→ Given problem
Can you substitute "box coordinates" for every "bounding boxes" in the lines below, change nothing else, and leave out the pictures?

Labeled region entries
○ ○ ○ ○ ○

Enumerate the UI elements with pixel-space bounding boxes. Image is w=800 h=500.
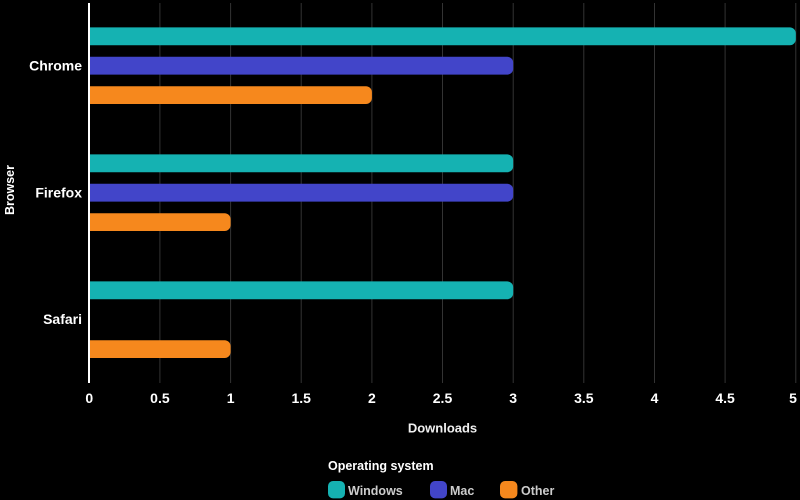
svg-text:Operating system: Operating system: [328, 459, 434, 473]
svg-text:4.5: 4.5: [715, 390, 735, 406]
svg-text:Other: Other: [521, 484, 554, 498]
svg-text:4: 4: [651, 390, 659, 406]
svg-text:1: 1: [227, 390, 235, 406]
svg-text:3: 3: [509, 390, 517, 406]
svg-text:0.5: 0.5: [150, 390, 170, 406]
svg-text:Safari: Safari: [43, 311, 82, 327]
svg-text:2: 2: [368, 390, 376, 406]
svg-text:Browser: Browser: [3, 165, 17, 215]
svg-text:5: 5: [789, 390, 797, 406]
svg-text:0: 0: [85, 390, 93, 406]
svg-text:2.5: 2.5: [433, 390, 453, 406]
svg-text:Chrome: Chrome: [29, 57, 82, 73]
svg-text:3.5: 3.5: [574, 390, 594, 406]
svg-text:Firefox: Firefox: [35, 184, 82, 200]
svg-text:1.5: 1.5: [291, 390, 311, 406]
svg-text:Mac: Mac: [450, 484, 474, 498]
svg-text:Windows: Windows: [348, 484, 403, 498]
svg-text:Downloads: Downloads: [408, 421, 477, 436]
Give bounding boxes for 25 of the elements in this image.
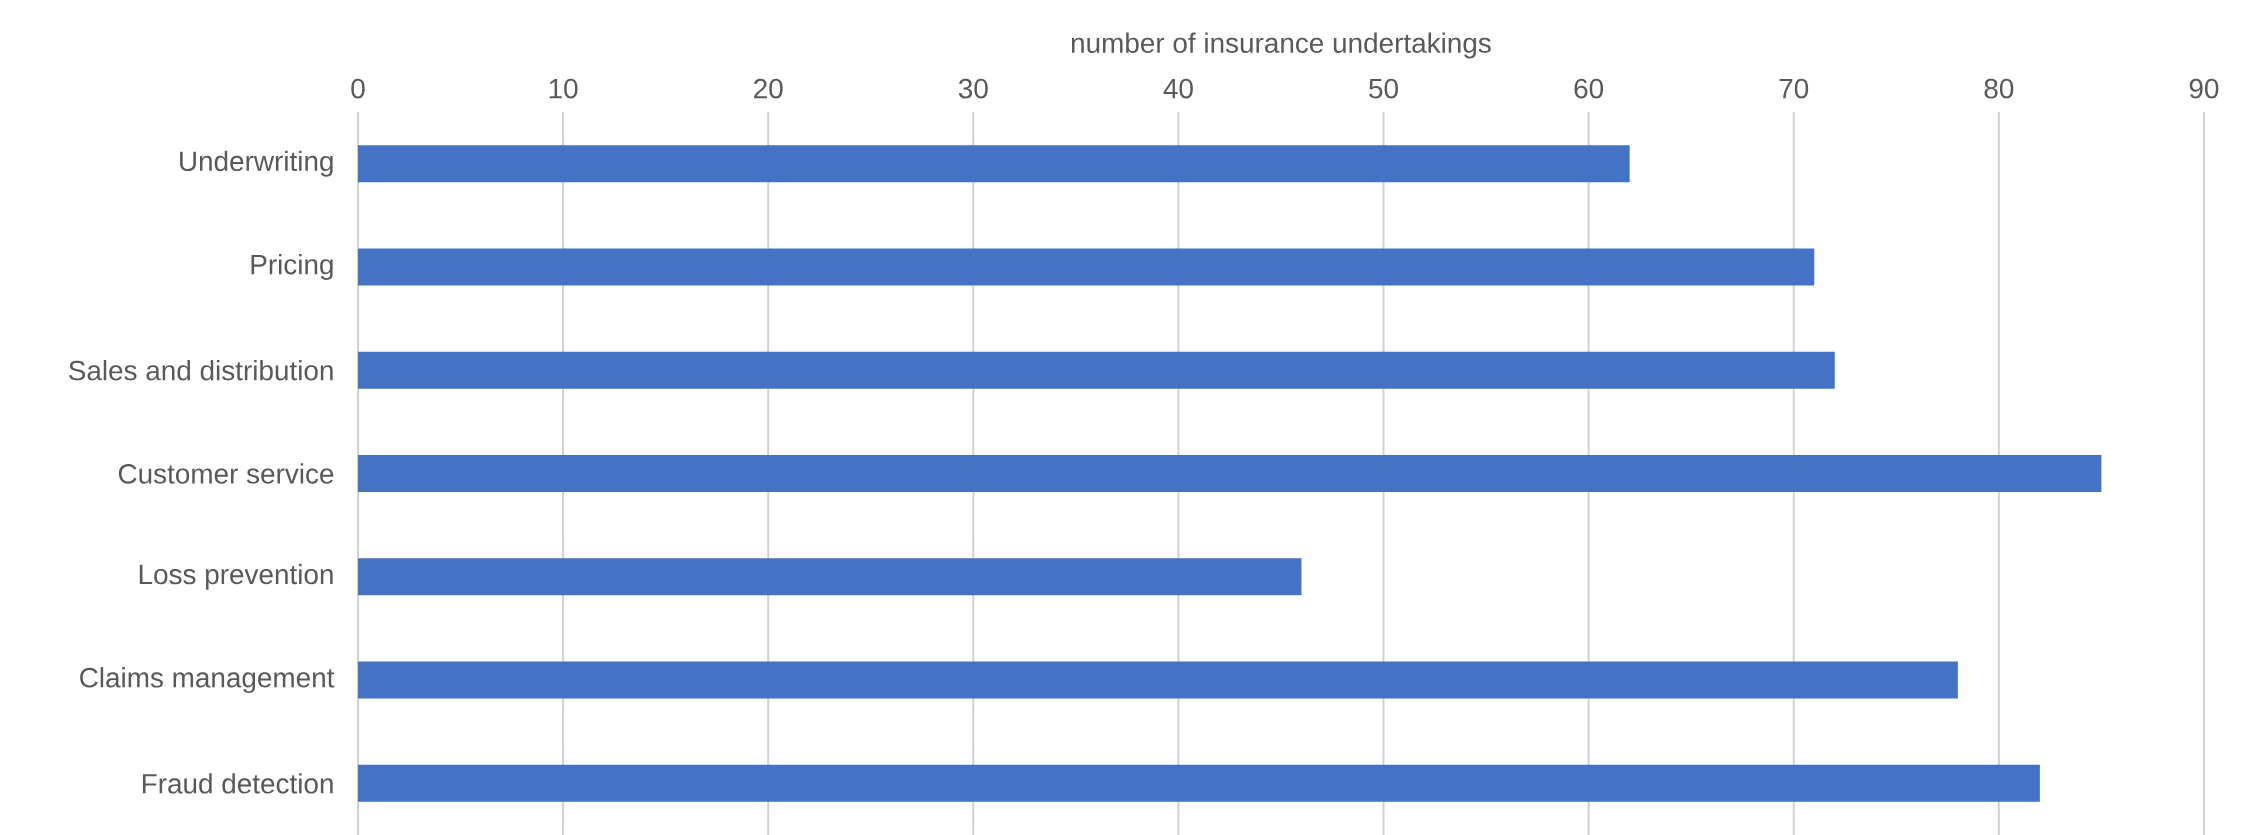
y-tick-label: Sales and distribution <box>69 359 333 381</box>
x-tick-label: 0 <box>351 78 365 99</box>
bar <box>358 248 1815 286</box>
bar <box>358 764 2040 802</box>
y-tick-label: Customer service <box>118 463 334 484</box>
x-tick-label: 90 <box>2189 78 2219 99</box>
x-tick-label: 50 <box>1369 78 1398 99</box>
x-tick-label: 70 <box>1779 78 1809 99</box>
y-tick-label: Underwriting <box>180 150 333 177</box>
x-tick-label: 60 <box>1574 78 1604 99</box>
bar <box>358 661 1958 699</box>
bar <box>358 558 1302 596</box>
x-tick-label: 30 <box>958 78 988 99</box>
x-tick-label: 80 <box>1984 78 2014 99</box>
x-tick-label: 20 <box>754 78 783 99</box>
bar <box>358 145 1630 183</box>
x-tick-label: 10 <box>549 78 578 99</box>
bar <box>358 455 2102 493</box>
bar <box>358 351 1835 389</box>
y-tick-label: Claims management <box>80 667 335 694</box>
y-tick-label: Fraud detection <box>142 773 333 794</box>
y-tick-label: Loss prevention <box>139 563 333 590</box>
x-tick-label: 40 <box>1163 78 1193 99</box>
y-tick-label: Pricing <box>251 253 333 280</box>
x-axis-title: number of insurance undertakings <box>1071 32 1491 59</box>
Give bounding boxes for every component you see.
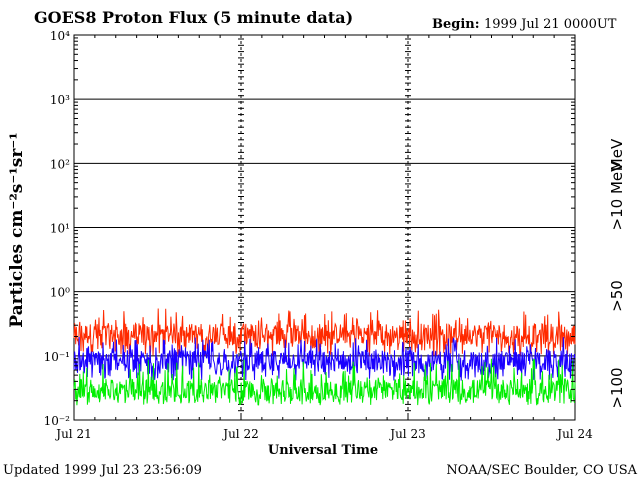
legend-unit: MeV: [608, 138, 626, 171]
begin-label: Begin:: [432, 17, 480, 32]
legend-gt10: >10 MeV: [608, 161, 626, 231]
x-tick-label: Jul 22: [221, 427, 258, 441]
horizontal-gridlines: [74, 98, 575, 357]
series-line-2: [73, 358, 576, 406]
y-tick-label: 10⁻¹: [44, 350, 70, 364]
updated-timestamp: Updated 1999 Jul 23 23:56:09: [3, 463, 202, 478]
series-layer: [73, 308, 576, 406]
y-tick-label: 10²: [50, 157, 70, 171]
series-line-0: [73, 308, 576, 357]
x-axis-label: Universal Time: [268, 443, 378, 458]
y-tick-label: 10⁻²: [44, 414, 71, 428]
legend-gt100: >100: [608, 367, 626, 408]
x-tick-label: Jul 21: [54, 427, 91, 441]
legend-gt50: >50: [608, 280, 626, 312]
y-tick-label: 10³: [50, 93, 70, 107]
y-tick-label: 10⁰: [50, 286, 70, 300]
y-tick-label: 10⁴: [50, 29, 70, 43]
y-axis-ticks: 10⁴ 10³ 10² 10¹ 10⁰ 10⁻¹ 10⁻²: [44, 29, 575, 428]
y-tick-label: 10¹: [50, 222, 70, 236]
begin-value: 1999 Jul 21 0000UT: [484, 17, 617, 32]
x-tick-label: Jul 23: [388, 427, 425, 441]
y-axis-label: Particles cm⁻²s⁻¹sr⁻¹: [7, 132, 27, 327]
data-source: NOAA/SEC Boulder, CO USA: [446, 463, 637, 478]
x-tick-label: Jul 24: [555, 427, 593, 441]
chart-title: GOES8 Proton Flux (5 minute data): [34, 8, 353, 27]
x-axis-ticks: Jul 21 Jul 22 Jul 23 Jul 24: [54, 35, 593, 441]
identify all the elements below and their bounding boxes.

○ ○ ○ ○ ○

→ Solution to the problem
Enumerate the UI elements with pixel-space box coordinates. Image is w=800 h=500.
svg-text:Operating system: Operating system: [328, 459, 434, 473]
svg-text:4.5: 4.5: [715, 390, 735, 406]
svg-text:Other: Other: [521, 484, 554, 498]
svg-text:4: 4: [651, 390, 659, 406]
svg-text:1: 1: [227, 390, 235, 406]
svg-text:3: 3: [509, 390, 517, 406]
svg-text:0.5: 0.5: [150, 390, 170, 406]
svg-text:Safari: Safari: [43, 311, 82, 327]
svg-text:2: 2: [368, 390, 376, 406]
svg-text:Browser: Browser: [3, 165, 17, 215]
svg-text:5: 5: [789, 390, 797, 406]
svg-text:0: 0: [85, 390, 93, 406]
svg-text:2.5: 2.5: [433, 390, 453, 406]
svg-text:Chrome: Chrome: [29, 57, 82, 73]
svg-text:3.5: 3.5: [574, 390, 594, 406]
svg-text:Firefox: Firefox: [35, 184, 82, 200]
svg-text:1.5: 1.5: [291, 390, 311, 406]
svg-text:Mac: Mac: [450, 484, 474, 498]
svg-text:Windows: Windows: [348, 484, 403, 498]
svg-text:Downloads: Downloads: [408, 421, 477, 436]
Give box coordinates for 25 of the elements in this image.
y-tick-label: Sales and distribution <box>69 359 333 381</box>
x-tick-label: 0 <box>351 78 365 99</box>
bar <box>358 248 1815 286</box>
bar <box>358 764 2040 802</box>
y-tick-label: Customer service <box>118 463 334 484</box>
x-tick-label: 90 <box>2189 78 2219 99</box>
x-tick-label: 50 <box>1369 78 1398 99</box>
x-tick-label: 70 <box>1779 78 1809 99</box>
y-tick-label: Underwriting <box>180 150 333 177</box>
x-tick-label: 60 <box>1574 78 1604 99</box>
bar <box>358 661 1958 699</box>
bar <box>358 558 1302 596</box>
x-tick-label: 30 <box>958 78 988 99</box>
x-tick-label: 80 <box>1984 78 2014 99</box>
x-tick-label: 20 <box>754 78 783 99</box>
bar <box>358 145 1630 183</box>
x-tick-label: 10 <box>549 78 578 99</box>
bar <box>358 455 2102 493</box>
bar <box>358 351 1835 389</box>
y-tick-label: Claims management <box>80 667 335 694</box>
y-tick-label: Fraud detection <box>142 773 333 794</box>
y-tick-label: Loss prevention <box>139 563 333 590</box>
x-tick-label: 40 <box>1163 78 1193 99</box>
y-tick-label: Pricing <box>251 253 333 280</box>
x-axis-title: number of insurance undertakings <box>1071 32 1491 59</box>
Give box coordinates for every component you see.
legend-unit: MeV: [608, 138, 626, 171]
begin-label: Begin:: [432, 17, 480, 32]
legend-gt10: >10 MeV: [608, 161, 626, 231]
x-tick-label: Jul 22: [221, 427, 258, 441]
horizontal-gridlines: [74, 98, 575, 357]
series-line-2: [73, 358, 576, 406]
y-tick-label: 10⁻¹: [44, 350, 70, 364]
updated-timestamp: Updated 1999 Jul 23 23:56:09: [3, 463, 202, 478]
series-layer: [73, 308, 576, 406]
y-tick-label: 10²: [50, 157, 70, 171]
series-line-0: [73, 308, 576, 357]
x-axis-label: Universal Time: [268, 443, 378, 458]
y-tick-label: 10⁻²: [44, 414, 71, 428]
legend-gt100: >100: [608, 367, 626, 408]
x-tick-label: Jul 21: [54, 427, 91, 441]
legend-gt50: >50: [608, 280, 626, 312]
y-tick-label: 10³: [50, 93, 70, 107]
y-tick-label: 10⁰: [50, 286, 70, 300]
y-tick-label: 10⁴: [50, 29, 70, 43]
y-axis-ticks: 10⁴ 10³ 10² 10¹ 10⁰ 10⁻¹ 10⁻²: [44, 29, 575, 428]
y-tick-label: 10¹: [50, 222, 70, 236]
begin-value: 1999 Jul 21 0000UT: [484, 17, 617, 32]
x-tick-label: Jul 23: [388, 427, 425, 441]
y-axis-label: Particles cm⁻²s⁻¹sr⁻¹: [7, 132, 27, 327]
data-source: NOAA/SEC Boulder, CO USA: [446, 463, 637, 478]
x-tick-label: Jul 24: [555, 427, 593, 441]
chart-title: GOES8 Proton Flux (5 minute data): [34, 8, 353, 27]
x-axis-ticks: Jul 21 Jul 22 Jul 23 Jul 24: [54, 35, 593, 441]
identify all the elements below and their box coordinates.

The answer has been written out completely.